Aim of the exercise:
Copy each line of the entries beneath that contains the word "work".

START Extracted entries

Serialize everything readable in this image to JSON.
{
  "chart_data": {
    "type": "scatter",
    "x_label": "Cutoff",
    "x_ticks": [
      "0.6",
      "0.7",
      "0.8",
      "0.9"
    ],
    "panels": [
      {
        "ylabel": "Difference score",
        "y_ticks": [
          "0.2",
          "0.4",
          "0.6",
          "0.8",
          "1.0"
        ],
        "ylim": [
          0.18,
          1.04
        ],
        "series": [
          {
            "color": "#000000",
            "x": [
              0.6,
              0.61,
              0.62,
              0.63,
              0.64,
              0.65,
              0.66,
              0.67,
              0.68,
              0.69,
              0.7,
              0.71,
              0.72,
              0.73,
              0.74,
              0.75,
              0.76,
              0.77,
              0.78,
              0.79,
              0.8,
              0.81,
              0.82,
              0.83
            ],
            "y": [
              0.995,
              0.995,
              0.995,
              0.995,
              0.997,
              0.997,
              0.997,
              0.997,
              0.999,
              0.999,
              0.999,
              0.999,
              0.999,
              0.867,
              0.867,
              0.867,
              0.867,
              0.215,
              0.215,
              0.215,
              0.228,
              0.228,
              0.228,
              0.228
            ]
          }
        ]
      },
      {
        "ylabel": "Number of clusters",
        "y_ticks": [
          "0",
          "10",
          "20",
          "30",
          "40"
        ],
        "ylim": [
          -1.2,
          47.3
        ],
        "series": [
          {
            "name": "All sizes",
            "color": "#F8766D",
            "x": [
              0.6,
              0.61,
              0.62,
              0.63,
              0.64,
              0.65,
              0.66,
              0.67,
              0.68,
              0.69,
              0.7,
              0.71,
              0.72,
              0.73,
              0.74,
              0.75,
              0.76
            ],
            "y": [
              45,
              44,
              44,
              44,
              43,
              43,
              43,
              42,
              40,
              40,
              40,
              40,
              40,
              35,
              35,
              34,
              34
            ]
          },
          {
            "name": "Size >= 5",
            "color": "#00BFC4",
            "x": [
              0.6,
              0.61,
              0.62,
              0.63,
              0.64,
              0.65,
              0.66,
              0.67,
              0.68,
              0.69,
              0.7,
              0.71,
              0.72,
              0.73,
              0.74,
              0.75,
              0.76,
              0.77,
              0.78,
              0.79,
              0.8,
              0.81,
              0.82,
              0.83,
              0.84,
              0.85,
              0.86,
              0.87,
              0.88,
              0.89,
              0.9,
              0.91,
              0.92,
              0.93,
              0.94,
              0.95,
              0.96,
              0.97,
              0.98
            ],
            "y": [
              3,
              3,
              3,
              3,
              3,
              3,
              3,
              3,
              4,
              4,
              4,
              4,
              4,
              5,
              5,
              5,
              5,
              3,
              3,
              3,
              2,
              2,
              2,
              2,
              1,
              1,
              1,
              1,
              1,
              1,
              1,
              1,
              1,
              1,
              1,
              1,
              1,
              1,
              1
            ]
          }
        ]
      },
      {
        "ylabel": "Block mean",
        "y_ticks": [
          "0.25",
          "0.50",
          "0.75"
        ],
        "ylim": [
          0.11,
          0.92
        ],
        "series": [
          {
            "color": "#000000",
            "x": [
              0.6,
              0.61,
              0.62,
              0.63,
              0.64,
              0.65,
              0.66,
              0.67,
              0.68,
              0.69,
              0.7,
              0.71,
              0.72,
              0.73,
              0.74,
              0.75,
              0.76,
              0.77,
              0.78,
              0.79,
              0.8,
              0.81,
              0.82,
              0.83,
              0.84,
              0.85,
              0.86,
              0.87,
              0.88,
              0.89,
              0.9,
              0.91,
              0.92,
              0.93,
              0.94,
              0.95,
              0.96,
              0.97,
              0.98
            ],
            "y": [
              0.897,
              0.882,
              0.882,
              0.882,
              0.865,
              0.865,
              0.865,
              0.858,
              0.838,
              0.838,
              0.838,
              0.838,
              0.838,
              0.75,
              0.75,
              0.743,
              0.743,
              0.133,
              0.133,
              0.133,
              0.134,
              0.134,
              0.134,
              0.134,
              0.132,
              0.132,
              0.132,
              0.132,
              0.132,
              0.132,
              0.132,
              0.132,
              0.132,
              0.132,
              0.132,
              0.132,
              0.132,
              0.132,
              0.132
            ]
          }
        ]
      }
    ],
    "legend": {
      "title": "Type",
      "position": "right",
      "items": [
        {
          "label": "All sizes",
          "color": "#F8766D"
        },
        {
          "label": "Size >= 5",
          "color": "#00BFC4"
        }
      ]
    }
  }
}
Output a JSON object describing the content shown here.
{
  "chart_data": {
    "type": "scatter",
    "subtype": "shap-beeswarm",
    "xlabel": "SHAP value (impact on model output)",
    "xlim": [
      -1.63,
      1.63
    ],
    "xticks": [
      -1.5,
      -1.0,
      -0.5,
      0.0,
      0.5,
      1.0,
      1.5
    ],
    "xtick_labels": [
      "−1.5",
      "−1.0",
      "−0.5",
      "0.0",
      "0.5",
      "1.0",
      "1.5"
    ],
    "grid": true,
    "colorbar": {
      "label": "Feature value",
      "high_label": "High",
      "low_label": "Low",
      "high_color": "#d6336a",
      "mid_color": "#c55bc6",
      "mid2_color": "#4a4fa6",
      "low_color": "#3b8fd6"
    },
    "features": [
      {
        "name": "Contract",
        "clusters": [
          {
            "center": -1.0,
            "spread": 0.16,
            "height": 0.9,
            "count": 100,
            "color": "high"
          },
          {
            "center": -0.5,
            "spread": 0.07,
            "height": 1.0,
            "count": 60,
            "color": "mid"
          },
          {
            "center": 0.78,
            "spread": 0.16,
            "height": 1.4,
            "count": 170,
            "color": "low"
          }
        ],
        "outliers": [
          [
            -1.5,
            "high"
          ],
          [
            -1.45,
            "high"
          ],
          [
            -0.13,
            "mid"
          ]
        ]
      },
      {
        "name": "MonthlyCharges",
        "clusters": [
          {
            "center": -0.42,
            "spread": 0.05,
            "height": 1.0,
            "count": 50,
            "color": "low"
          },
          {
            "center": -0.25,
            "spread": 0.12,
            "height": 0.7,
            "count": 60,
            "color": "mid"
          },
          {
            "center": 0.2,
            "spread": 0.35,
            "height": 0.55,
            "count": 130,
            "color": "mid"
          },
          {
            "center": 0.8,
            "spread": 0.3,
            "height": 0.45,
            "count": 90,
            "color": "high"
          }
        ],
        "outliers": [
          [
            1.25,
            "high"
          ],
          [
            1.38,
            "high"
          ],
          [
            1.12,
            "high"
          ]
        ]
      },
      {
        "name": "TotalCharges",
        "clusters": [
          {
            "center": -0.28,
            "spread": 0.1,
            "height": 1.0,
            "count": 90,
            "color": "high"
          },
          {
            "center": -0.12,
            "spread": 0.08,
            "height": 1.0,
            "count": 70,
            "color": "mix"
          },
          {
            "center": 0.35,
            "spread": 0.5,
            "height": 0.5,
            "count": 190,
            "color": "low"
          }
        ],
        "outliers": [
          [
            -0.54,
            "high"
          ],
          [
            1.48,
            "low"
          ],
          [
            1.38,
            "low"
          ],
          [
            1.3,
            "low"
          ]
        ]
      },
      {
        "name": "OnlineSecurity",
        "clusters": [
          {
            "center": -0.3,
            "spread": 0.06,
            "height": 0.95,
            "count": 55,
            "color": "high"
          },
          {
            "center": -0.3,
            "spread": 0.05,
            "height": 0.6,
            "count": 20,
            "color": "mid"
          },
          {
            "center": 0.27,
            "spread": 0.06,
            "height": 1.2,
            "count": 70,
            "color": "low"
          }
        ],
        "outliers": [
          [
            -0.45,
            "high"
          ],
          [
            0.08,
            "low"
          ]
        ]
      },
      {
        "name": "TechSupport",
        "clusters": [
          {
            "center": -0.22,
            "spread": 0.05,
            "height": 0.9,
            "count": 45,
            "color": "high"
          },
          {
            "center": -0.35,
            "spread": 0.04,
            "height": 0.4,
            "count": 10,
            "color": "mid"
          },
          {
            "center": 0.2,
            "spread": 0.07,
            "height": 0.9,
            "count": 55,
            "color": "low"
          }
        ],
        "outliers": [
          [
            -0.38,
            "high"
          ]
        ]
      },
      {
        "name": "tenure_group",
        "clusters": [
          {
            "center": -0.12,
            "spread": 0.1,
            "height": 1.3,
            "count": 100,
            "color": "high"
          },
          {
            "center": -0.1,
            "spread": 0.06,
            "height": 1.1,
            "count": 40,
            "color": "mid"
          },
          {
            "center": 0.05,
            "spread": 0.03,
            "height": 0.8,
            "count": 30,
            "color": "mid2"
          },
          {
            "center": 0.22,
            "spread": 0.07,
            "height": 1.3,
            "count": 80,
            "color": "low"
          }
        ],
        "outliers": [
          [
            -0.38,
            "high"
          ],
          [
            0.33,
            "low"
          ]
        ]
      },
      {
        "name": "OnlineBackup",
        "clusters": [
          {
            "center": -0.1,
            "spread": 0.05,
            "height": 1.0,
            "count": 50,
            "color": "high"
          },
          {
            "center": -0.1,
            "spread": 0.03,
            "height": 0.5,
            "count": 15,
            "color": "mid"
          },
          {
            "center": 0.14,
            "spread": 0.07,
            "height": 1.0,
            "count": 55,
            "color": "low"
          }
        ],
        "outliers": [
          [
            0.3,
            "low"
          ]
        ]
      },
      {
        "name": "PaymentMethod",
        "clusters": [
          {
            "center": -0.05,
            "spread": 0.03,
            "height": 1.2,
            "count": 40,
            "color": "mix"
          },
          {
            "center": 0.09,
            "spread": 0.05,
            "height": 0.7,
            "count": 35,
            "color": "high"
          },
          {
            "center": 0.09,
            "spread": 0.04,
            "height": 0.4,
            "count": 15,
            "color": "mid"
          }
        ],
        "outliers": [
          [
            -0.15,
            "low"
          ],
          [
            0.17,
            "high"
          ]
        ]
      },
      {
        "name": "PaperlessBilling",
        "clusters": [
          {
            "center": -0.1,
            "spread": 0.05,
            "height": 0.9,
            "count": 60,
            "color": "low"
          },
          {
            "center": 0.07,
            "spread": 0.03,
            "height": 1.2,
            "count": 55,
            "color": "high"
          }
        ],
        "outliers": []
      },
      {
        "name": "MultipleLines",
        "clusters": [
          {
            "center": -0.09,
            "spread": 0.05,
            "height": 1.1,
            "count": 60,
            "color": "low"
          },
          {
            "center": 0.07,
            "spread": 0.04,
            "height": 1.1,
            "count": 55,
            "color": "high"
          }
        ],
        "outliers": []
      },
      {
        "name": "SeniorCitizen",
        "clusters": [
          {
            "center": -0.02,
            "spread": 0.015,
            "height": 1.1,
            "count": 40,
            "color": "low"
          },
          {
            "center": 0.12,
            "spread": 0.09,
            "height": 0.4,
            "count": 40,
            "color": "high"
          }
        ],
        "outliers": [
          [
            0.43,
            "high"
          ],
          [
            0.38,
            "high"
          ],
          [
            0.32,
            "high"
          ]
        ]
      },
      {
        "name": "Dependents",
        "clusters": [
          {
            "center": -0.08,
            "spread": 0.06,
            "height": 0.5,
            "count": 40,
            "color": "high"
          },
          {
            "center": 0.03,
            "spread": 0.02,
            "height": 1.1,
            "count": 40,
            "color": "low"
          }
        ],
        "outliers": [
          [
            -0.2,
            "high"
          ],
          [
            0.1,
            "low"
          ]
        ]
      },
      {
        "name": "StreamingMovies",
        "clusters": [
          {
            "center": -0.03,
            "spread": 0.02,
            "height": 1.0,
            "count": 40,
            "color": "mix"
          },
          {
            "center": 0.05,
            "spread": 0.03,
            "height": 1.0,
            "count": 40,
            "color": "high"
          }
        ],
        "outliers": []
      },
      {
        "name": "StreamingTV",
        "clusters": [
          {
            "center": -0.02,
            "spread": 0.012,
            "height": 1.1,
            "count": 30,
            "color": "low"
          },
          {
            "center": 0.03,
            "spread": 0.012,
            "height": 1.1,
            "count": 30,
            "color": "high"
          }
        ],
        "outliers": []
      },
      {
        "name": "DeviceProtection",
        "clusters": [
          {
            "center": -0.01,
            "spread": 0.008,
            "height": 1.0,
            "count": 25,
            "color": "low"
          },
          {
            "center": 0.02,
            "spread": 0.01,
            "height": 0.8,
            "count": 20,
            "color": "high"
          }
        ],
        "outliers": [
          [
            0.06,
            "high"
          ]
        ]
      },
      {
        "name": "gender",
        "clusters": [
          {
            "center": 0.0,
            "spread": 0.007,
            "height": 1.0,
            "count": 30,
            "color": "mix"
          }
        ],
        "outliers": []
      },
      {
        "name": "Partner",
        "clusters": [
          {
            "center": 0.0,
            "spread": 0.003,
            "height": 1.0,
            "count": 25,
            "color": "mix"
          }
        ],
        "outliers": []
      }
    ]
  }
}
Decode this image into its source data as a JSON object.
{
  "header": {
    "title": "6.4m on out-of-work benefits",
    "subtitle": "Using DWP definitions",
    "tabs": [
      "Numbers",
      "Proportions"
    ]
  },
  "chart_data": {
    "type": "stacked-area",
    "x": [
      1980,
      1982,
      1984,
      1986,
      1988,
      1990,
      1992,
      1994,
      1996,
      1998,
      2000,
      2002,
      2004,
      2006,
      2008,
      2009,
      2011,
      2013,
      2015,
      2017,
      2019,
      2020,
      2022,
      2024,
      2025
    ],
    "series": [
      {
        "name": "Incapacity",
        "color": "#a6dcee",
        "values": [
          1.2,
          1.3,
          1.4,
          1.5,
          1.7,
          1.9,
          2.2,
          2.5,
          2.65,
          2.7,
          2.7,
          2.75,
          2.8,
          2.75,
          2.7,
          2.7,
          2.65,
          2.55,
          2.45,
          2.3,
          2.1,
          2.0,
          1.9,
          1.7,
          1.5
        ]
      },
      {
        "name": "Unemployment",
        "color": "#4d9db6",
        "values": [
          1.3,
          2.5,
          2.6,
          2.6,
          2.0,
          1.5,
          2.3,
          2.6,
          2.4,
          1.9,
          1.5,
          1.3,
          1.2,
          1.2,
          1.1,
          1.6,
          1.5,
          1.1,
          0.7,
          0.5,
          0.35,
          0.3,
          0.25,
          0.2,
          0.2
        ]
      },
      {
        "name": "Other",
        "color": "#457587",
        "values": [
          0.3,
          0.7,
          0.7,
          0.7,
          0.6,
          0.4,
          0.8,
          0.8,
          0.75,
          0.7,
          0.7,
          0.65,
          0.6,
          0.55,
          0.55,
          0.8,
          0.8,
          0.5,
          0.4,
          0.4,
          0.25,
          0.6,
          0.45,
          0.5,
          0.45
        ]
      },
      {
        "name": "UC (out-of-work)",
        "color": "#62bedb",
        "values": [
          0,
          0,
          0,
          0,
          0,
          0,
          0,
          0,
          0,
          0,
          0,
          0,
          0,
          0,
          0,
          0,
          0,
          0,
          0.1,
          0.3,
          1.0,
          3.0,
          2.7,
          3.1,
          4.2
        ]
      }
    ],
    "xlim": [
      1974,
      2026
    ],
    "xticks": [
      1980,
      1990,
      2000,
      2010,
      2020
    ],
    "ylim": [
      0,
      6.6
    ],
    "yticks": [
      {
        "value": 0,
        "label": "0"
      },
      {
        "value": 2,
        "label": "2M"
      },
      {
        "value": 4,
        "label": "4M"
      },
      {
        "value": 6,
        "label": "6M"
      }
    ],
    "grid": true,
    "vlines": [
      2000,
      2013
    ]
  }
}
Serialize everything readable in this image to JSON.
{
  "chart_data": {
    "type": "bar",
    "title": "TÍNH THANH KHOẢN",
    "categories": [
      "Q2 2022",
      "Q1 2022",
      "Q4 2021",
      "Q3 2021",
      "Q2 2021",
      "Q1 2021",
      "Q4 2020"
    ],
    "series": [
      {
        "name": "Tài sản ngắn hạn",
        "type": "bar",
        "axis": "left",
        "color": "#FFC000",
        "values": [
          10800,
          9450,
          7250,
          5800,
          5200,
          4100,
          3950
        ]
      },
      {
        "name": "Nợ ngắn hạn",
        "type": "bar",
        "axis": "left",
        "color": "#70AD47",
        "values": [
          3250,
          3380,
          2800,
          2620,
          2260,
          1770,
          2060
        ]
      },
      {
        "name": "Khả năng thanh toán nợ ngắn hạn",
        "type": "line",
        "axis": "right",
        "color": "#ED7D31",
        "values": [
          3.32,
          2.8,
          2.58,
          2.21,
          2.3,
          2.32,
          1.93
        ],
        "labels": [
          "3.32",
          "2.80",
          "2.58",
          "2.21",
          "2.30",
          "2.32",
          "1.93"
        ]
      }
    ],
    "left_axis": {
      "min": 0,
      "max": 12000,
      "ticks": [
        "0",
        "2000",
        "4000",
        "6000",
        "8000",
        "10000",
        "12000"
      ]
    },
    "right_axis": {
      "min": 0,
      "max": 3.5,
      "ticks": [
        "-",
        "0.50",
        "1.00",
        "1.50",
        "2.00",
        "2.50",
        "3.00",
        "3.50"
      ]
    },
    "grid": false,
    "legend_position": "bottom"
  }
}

END Extracted entries

Correct result:
    "title": "6.4m on out-of-work benefits",
        "name": "UC (out-of-work)",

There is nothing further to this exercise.